# [THE REQUEST]
Write out the records below word for word, please.

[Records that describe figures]
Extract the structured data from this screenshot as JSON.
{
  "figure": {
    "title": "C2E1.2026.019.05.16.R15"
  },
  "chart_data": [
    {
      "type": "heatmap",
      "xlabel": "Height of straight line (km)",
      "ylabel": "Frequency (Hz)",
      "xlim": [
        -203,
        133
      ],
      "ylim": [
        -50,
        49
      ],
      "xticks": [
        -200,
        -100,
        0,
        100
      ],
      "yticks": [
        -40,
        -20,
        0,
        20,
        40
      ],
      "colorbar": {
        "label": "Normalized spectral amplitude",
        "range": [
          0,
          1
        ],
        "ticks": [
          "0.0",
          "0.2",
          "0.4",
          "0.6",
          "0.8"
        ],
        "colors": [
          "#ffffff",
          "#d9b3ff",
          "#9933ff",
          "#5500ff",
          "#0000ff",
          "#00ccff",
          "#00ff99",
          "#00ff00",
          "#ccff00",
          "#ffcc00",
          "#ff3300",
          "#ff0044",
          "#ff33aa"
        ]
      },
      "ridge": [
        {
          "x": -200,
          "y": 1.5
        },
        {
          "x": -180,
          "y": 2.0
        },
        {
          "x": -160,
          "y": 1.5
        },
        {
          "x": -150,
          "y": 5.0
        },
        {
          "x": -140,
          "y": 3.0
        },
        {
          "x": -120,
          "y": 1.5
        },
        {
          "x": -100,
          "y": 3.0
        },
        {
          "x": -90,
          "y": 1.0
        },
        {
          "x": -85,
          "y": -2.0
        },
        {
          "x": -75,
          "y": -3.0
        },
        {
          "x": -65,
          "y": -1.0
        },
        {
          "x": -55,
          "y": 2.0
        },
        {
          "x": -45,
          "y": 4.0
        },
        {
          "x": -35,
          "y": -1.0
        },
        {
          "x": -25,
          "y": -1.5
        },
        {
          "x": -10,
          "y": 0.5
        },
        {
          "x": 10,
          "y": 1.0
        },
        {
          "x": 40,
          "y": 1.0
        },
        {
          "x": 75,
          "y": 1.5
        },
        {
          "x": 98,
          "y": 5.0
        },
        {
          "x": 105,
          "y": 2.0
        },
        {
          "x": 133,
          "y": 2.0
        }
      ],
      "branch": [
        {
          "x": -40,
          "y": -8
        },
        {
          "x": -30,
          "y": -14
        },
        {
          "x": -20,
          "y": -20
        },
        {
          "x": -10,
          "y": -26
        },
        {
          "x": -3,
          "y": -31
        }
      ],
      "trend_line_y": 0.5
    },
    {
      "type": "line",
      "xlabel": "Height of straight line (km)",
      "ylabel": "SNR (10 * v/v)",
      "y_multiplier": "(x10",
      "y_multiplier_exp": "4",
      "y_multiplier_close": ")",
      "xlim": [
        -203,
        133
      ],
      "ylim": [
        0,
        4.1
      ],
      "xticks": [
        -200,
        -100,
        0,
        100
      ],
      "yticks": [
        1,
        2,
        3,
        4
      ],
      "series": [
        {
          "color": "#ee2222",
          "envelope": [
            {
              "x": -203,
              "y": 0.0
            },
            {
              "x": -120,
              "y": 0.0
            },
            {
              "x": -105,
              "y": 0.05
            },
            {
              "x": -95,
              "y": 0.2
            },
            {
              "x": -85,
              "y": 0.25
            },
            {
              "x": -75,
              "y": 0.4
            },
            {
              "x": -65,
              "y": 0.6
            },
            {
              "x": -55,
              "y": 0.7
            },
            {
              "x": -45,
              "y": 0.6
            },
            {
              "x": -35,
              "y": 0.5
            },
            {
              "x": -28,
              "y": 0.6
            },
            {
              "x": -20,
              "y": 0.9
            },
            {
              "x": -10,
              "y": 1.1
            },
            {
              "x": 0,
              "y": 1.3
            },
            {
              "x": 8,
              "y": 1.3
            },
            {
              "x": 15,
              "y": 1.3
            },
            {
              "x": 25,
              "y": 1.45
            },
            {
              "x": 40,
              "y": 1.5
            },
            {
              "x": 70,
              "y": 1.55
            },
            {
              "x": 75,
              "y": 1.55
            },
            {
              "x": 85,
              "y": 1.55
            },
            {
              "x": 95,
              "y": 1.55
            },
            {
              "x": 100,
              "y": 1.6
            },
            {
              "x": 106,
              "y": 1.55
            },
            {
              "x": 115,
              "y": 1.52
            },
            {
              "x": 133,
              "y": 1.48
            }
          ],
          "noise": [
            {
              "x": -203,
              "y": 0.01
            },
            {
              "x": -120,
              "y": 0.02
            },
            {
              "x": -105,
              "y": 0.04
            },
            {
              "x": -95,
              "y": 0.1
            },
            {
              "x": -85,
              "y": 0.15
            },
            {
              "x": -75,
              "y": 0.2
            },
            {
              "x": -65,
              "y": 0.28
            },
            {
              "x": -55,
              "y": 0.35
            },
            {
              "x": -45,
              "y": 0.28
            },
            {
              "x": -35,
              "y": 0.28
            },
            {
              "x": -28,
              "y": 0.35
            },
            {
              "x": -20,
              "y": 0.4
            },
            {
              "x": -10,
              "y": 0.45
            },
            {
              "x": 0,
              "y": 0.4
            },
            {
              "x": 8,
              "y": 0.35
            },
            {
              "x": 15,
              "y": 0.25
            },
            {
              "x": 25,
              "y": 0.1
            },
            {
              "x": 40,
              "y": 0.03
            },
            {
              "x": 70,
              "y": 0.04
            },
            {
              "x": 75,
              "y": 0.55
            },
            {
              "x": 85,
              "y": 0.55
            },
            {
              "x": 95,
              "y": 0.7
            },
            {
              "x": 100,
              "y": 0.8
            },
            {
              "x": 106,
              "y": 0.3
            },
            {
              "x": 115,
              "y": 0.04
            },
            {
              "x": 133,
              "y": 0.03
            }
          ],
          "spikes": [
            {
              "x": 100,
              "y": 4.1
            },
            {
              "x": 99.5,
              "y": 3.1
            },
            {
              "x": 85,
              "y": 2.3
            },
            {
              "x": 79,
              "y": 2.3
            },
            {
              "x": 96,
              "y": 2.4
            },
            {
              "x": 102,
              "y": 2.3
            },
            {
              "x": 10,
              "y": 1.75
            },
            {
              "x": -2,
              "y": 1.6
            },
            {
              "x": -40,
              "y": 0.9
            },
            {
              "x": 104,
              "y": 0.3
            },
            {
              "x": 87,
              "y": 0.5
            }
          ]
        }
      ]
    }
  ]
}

# [RIGHT ANSWER]
Extract the structured data from this screenshot as JSON.
{
  "figure": {
    "title": "C2E1.2026.019.05.16.R15"
  },
  "chart_data": [
    {
      "type": "heatmap",
      "xlabel": "Height of straight line (km)",
      "ylabel": "Frequency (Hz)",
      "xlim": [
        -203,
        133
      ],
      "ylim": [
        -50,
        49
      ],
      "xticks": [
        -200,
        -100,
        0,
        100
      ],
      "yticks": [
        -40,
        -20,
        0,
        20,
        40
      ],
      "colorbar": {
        "label": "Normalized spectral amplitude",
        "range": [
          0,
          1
        ],
        "ticks": [
          "0.0",
          "0.2",
          "0.4",
          "0.6",
          "0.8"
        ],
        "colors": [
          "#ffffff",
          "#d9b3ff",
          "#9933ff",
          "#5500ff",
          "#0000ff",
          "#00ccff",
          "#00ff99",
          "#00ff00",
          "#ccff00",
          "#ffcc00",
          "#ff3300",
          "#ff0044",
          "#ff33aa"
        ]
      },
      "ridge": [
        {
          "x": -200,
          "y": 1.5
        },
        {
          "x": -180,
          "y": 2.0
        },
        {
          "x": -160,
          "y": 1.5
        },
        {
          "x": -150,
          "y": 5.0
        },
        {
          "x": -140,
          "y": 3.0
        },
        {
          "x": -120,
          "y": 1.5
        },
        {
          "x": -100,
          "y": 3.0
        },
        {
          "x": -90,
          "y": 1.0
        },
        {
          "x": -85,
          "y": -2.0
        },
        {
          "x": -75,
          "y": -3.0
        },
        {
          "x": -65,
          "y": -1.0
        },
        {
          "x": -55,
          "y": 2.0
        },
        {
          "x": -45,
          "y": 4.0
        },
        {
          "x": -35,
          "y": -1.0
        },
        {
          "x": -25,
          "y": -1.5
        },
        {
          "x": -10,
          "y": 0.5
        },
        {
          "x": 10,
          "y": 1.0
        },
        {
          "x": 40,
          "y": 1.0
        },
        {
          "x": 75,
          "y": 1.5
        },
        {
          "x": 98,
          "y": 5.0
        },
        {
          "x": 105,
          "y": 2.0
        },
        {
          "x": 133,
          "y": 2.0
        }
      ],
      "branch": [
        {
          "x": -40,
          "y": -8
        },
        {
          "x": -30,
          "y": -14
        },
        {
          "x": -20,
          "y": -20
        },
        {
          "x": -10,
          "y": -26
        },
        {
          "x": -3,
          "y": -31
        }
      ],
      "trend_line_y": 0.5
    },
    {
      "type": "line",
      "xlabel": "Height of straight line (km)",
      "ylabel": "SNR (10 * v/v)",
      "y_multiplier": "(x10",
      "y_multiplier_exp": "4",
      "y_multiplier_close": ")",
      "xlim": [
        -203,
        133
      ],
      "ylim": [
        0,
        4.1
      ],
      "xticks": [
        -200,
        -100,
        0,
        100
      ],
      "yticks": [
        1,
        2,
        3,
        4
      ],
      "series": [
        {
          "color": "#ee2222",
          "envelope": [
            {
              "x": -203,
              "y": 0.0
            },
            {
              "x": -120,
              "y": 0.0
            },
            {
              "x": -105,
              "y": 0.05
            },
            {
              "x": -95,
              "y": 0.2
            },
            {
              "x": -85,
              "y": 0.25
            },
            {
              "x": -75,
              "y": 0.4
            },
            {
              "x": -65,
              "y": 0.6
            },
            {
              "x": -55,
              "y": 0.7
            },
            {
              "x": -45,
              "y": 0.6
            },
            {
              "x": -35,
              "y": 0.5
            },
            {
              "x": -28,
              "y": 0.6
            },
            {
              "x": -20,
              "y": 0.9
            },
            {
              "x": -10,
              "y": 1.1
            },
            {
              "x": 0,
              "y": 1.3
            },
            {
              "x": 8,
              "y": 1.3
            },
            {
              "x": 15,
              "y": 1.3
            },
            {
              "x": 25,
              "y": 1.45
            },
            {
              "x": 40,
              "y": 1.5
            },
            {
              "x": 70,
              "y": 1.55
            },
            {
              "x": 75,
              "y": 1.55
            },
            {
              "x": 85,
              "y": 1.55
            },
            {
              "x": 95,
              "y": 1.55
            },
            {
              "x": 100,
              "y": 1.6
            },
            {
              "x": 106,
              "y": 1.55
            },
            {
              "x": 115,
              "y": 1.52
            },
            {
              "x": 133,
              "y": 1.48
            }
          ],
          "noise": [
            {
              "x": -203,
              "y": 0.01
            },
            {
              "x": -120,
              "y": 0.02
            },
            {
              "x": -105,
              "y": 0.04
            },
            {
              "x": -95,
              "y": 0.1
            },
            {
              "x": -85,
              "y": 0.15
            },
            {
              "x": -75,
              "y": 0.2
            },
            {
              "x": -65,
              "y": 0.28
            },
            {
              "x": -55,
              "y": 0.35
            },
            {
              "x": -45,
              "y": 0.28
            },
            {
              "x": -35,
              "y": 0.28
            },
            {
              "x": -28,
              "y": 0.35
            },
            {
              "x": -20,
              "y": 0.4
            },
            {
              "x": -10,
              "y": 0.45
            },
            {
              "x": 0,
              "y": 0.4
            },
            {
              "x": 8,
              "y": 0.35
            },
            {
              "x": 15,
              "y": 0.25
            },
            {
              "x": 25,
              "y": 0.1
            },
            {
              "x": 40,
              "y": 0.03
            },
            {
              "x": 70,
              "y": 0.04
            },
            {
              "x": 75,
              "y": 0.55
            },
            {
              "x": 85,
              "y": 0.55
            },
            {
              "x": 95,
              "y": 0.7
            },
            {
              "x": 100,
              "y": 0.8
            },
            {
              "x": 106,
              "y": 0.3
            },
            {
              "x": 115,
              "y": 0.04
            },
            {
              "x": 133,
              "y": 0.03
            }
          ],
          "spikes": [
            {
              "x": 100,
              "y": 4.1
            },
            {
              "x": 99.5,
              "y": 3.1
            },
            {
              "x": 85,
              "y": 2.3
            },
            {
              "x": 79,
              "y": 2.3
            },
            {
              "x": 96,
              "y": 2.4
            },
            {
              "x": 102,
              "y": 2.3
            },
            {
              "x": 10,
              "y": 1.75
            },
            {
              "x": -2,
              "y": 1.6
            },
            {
              "x": -40,
              "y": 0.9
            },
            {
              "x": 104,
              "y": 0.3
            },
            {
              "x": 87,
              "y": 0.5
            }
          ]
        }
      ]
    }
  ]
}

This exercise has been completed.